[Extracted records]

□ □ □

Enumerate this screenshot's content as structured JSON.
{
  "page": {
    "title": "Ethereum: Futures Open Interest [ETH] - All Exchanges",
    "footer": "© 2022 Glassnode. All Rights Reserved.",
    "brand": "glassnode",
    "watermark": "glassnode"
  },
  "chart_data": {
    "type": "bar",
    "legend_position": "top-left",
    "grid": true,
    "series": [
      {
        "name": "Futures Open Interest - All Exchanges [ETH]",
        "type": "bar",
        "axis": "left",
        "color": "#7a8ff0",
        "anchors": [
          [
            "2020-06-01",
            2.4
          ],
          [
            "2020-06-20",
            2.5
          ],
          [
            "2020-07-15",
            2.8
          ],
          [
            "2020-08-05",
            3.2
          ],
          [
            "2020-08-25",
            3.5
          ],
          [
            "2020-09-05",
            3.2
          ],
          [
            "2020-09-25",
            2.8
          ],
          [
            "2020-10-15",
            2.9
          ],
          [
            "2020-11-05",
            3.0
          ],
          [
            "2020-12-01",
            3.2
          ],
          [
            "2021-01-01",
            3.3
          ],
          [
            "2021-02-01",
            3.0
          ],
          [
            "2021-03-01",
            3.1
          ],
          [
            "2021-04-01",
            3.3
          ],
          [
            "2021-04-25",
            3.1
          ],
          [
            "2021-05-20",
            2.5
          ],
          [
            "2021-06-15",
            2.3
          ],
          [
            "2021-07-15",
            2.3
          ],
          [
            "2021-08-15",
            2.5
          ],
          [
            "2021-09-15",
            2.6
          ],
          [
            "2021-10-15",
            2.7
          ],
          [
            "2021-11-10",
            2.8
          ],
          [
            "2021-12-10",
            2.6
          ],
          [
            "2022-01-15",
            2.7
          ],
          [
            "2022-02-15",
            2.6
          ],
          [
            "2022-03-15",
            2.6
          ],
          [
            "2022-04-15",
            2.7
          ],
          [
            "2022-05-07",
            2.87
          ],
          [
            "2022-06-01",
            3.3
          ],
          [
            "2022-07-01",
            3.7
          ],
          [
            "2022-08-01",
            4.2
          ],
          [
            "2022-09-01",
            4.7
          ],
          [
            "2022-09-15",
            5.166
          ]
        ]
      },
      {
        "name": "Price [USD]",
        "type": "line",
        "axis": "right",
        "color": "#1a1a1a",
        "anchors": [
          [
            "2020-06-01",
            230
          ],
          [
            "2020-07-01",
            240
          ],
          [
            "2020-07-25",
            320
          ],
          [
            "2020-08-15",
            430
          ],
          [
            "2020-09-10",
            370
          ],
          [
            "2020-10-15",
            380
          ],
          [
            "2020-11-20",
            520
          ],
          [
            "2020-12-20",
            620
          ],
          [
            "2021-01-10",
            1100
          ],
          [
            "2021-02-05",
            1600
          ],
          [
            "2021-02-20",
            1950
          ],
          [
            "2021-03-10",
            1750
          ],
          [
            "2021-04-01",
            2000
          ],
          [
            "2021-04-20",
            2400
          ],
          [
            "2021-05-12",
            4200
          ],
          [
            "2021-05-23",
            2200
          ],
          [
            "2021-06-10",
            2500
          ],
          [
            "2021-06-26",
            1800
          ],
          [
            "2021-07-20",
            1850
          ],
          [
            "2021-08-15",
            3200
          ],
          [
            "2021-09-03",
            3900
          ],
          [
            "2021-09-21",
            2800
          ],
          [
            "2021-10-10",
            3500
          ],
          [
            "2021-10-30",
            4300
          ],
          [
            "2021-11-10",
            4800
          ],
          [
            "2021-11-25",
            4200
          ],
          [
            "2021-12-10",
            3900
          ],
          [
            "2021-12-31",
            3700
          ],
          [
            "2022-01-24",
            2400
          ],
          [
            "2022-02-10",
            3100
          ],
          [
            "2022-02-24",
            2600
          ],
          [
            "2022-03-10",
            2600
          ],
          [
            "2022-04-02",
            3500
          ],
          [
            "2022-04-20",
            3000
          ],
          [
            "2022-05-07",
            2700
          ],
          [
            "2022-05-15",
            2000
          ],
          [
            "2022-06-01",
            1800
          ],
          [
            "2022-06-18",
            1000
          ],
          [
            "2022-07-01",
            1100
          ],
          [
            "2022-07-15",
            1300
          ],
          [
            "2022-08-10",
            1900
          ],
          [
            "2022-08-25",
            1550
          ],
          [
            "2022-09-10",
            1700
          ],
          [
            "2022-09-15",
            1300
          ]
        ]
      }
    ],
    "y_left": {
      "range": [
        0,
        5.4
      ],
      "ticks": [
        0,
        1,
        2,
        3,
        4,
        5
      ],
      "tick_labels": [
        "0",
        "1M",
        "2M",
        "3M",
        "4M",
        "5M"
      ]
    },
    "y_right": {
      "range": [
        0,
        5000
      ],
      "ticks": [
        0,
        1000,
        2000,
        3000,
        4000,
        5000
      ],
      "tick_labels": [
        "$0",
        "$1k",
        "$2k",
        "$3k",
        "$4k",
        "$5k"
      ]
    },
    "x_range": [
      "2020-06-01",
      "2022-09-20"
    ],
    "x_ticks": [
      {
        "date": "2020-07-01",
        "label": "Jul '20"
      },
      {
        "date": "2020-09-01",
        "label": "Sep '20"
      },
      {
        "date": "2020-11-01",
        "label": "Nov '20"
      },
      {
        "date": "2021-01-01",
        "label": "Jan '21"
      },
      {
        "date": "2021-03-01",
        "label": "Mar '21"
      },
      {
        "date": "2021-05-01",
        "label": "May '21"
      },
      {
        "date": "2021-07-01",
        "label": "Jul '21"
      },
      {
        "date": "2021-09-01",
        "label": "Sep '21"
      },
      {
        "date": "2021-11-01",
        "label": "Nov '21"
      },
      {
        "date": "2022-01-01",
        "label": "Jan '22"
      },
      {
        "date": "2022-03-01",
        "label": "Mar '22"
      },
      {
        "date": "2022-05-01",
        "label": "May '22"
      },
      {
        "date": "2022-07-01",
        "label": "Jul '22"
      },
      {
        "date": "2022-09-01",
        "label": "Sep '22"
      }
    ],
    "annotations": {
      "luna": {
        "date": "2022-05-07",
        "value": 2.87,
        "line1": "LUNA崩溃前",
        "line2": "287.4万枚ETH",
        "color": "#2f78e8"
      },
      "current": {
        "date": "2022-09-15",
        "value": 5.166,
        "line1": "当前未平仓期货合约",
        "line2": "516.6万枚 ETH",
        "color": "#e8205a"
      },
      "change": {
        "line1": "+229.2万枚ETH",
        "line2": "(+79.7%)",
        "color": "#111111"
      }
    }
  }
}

□ □ □

▸ DIRECTION:
The records above are to be copied in full, exactly as written.

▸ TASK RESPONSE:
Enumerate this screenshot's content as structured JSON.
{
  "page": {
    "title": "Ethereum: Futures Open Interest [ETH] - All Exchanges",
    "footer": "© 2022 Glassnode. All Rights Reserved.",
    "brand": "glassnode",
    "watermark": "glassnode"
  },
  "chart_data": {
    "type": "bar",
    "legend_position": "top-left",
    "grid": true,
    "series": [
      {
        "name": "Futures Open Interest - All Exchanges [ETH]",
        "type": "bar",
        "axis": "left",
        "color": "#7a8ff0",
        "anchors": [
          [
            "2020-06-01",
            2.4
          ],
          [
            "2020-06-20",
            2.5
          ],
          [
            "2020-07-15",
            2.8
          ],
          [
            "2020-08-05",
            3.2
          ],
          [
            "2020-08-25",
            3.5
          ],
          [
            "2020-09-05",
            3.2
          ],
          [
            "2020-09-25",
            2.8
          ],
          [
            "2020-10-15",
            2.9
          ],
          [
            "2020-11-05",
            3.0
          ],
          [
            "2020-12-01",
            3.2
          ],
          [
            "2021-01-01",
            3.3
          ],
          [
            "2021-02-01",
            3.0
          ],
          [
            "2021-03-01",
            3.1
          ],
          [
            "2021-04-01",
            3.3
          ],
          [
            "2021-04-25",
            3.1
          ],
          [
            "2021-05-20",
            2.5
          ],
          [
            "2021-06-15",
            2.3
          ],
          [
            "2021-07-15",
            2.3
          ],
          [
            "2021-08-15",
            2.5
          ],
          [
            "2021-09-15",
            2.6
          ],
          [
            "2021-10-15",
            2.7
          ],
          [
            "2021-11-10",
            2.8
          ],
          [
            "2021-12-10",
            2.6
          ],
          [
            "2022-01-15",
            2.7
          ],
          [
            "2022-02-15",
            2.6
          ],
          [
            "2022-03-15",
            2.6
          ],
          [
            "2022-04-15",
            2.7
          ],
          [
            "2022-05-07",
            2.87
          ],
          [
            "2022-06-01",
            3.3
          ],
          [
            "2022-07-01",
            3.7
          ],
          [
            "2022-08-01",
            4.2
          ],
          [
            "2022-09-01",
            4.7
          ],
          [
            "2022-09-15",
            5.166
          ]
        ]
      },
      {
        "name": "Price [USD]",
        "type": "line",
        "axis": "right",
        "color": "#1a1a1a",
        "anchors": [
          [
            "2020-06-01",
            230
          ],
          [
            "2020-07-01",
            240
          ],
          [
            "2020-07-25",
            320
          ],
          [
            "2020-08-15",
            430
          ],
          [
            "2020-09-10",
            370
          ],
          [
            "2020-10-15",
            380
          ],
          [
            "2020-11-20",
            520
          ],
          [
            "2020-12-20",
            620
          ],
          [
            "2021-01-10",
            1100
          ],
          [
            "2021-02-05",
            1600
          ],
          [
            "2021-02-20",
            1950
          ],
          [
            "2021-03-10",
            1750
          ],
          [
            "2021-04-01",
            2000
          ],
          [
            "2021-04-20",
            2400
          ],
          [
            "2021-05-12",
            4200
          ],
          [
            "2021-05-23",
            2200
          ],
          [
            "2021-06-10",
            2500
          ],
          [
            "2021-06-26",
            1800
          ],
          [
            "2021-07-20",
            1850
          ],
          [
            "2021-08-15",
            3200
          ],
          [
            "2021-09-03",
            3900
          ],
          [
            "2021-09-21",
            2800
          ],
          [
            "2021-10-10",
            3500
          ],
          [
            "2021-10-30",
            4300
          ],
          [
            "2021-11-10",
            4800
          ],
          [
            "2021-11-25",
            4200
          ],
          [
            "2021-12-10",
            3900
          ],
          [
            "2021-12-31",
            3700
          ],
          [
            "2022-01-24",
            2400
          ],
          [
            "2022-02-10",
            3100
          ],
          [
            "2022-02-24",
            2600
          ],
          [
            "2022-03-10",
            2600
          ],
          [
            "2022-04-02",
            3500
          ],
          [
            "2022-04-20",
            3000
          ],
          [
            "2022-05-07",
            2700
          ],
          [
            "2022-05-15",
            2000
          ],
          [
            "2022-06-01",
            1800
          ],
          [
            "2022-06-18",
            1000
          ],
          [
            "2022-07-01",
            1100
          ],
          [
            "2022-07-15",
            1300
          ],
          [
            "2022-08-10",
            1900
          ],
          [
            "2022-08-25",
            1550
          ],
          [
            "2022-09-10",
            1700
          ],
          [
            "2022-09-15",
            1300
          ]
        ]
      }
    ],
    "y_left": {
      "range": [
        0,
        5.4
      ],
      "ticks": [
        0,
        1,
        2,
        3,
        4,
        5
      ],
      "tick_labels": [
        "0",
        "1M",
        "2M",
        "3M",
        "4M",
        "5M"
      ]
    },
    "y_right": {
      "range": [
        0,
        5000
      ],
      "ticks": [
        0,
        1000,
        2000,
        3000,
        4000,
        5000
      ],
      "tick_labels": [
        "$0",
        "$1k",
        "$2k",
        "$3k",
        "$4k",
        "$5k"
      ]
    },
    "x_range": [
      "2020-06-01",
      "2022-09-20"
    ],
    "x_ticks": [
      {
        "date": "2020-07-01",
        "label": "Jul '20"
      },
      {
        "date": "2020-09-01",
        "label": "Sep '20"
      },
      {
        "date": "2020-11-01",
        "label": "Nov '20"
      },
      {
        "date": "2021-01-01",
        "label": "Jan '21"
      },
      {
        "date": "2021-03-01",
        "label": "Mar '21"
      },
      {
        "date": "2021-05-01",
        "label": "May '21"
      },
      {
        "date": "2021-07-01",
        "label": "Jul '21"
      },
      {
        "date": "2021-09-01",
        "label": "Sep '21"
      },
      {
        "date": "2021-11-01",
        "label": "Nov '21"
      },
      {
        "date": "2022-01-01",
        "label": "Jan '22"
      },
      {
        "date": "2022-03-01",
        "label": "Mar '22"
      },
      {
        "date": "2022-05-01",
        "label": "May '22"
      },
      {
        "date": "2022-07-01",
        "label": "Jul '22"
      },
      {
        "date": "2022-09-01",
        "label": "Sep '22"
      }
    ],
    "annotations": {
      "luna": {
        "date": "2022-05-07",
        "value": 2.87,
        "line1": "LUNA崩溃前",
        "line2": "287.4万枚ETH",
        "color": "#2f78e8"
      },
      "current": {
        "date": "2022-09-15",
        "value": 5.166,
        "line1": "当前未平仓期货合约",
        "line2": "516.6万枚 ETH",
        "color": "#e8205a"
      },
      "change": {
        "line1": "+229.2万枚ETH",
        "line2": "(+79.7%)",
        "color": "#111111"
      }
    }
  }
}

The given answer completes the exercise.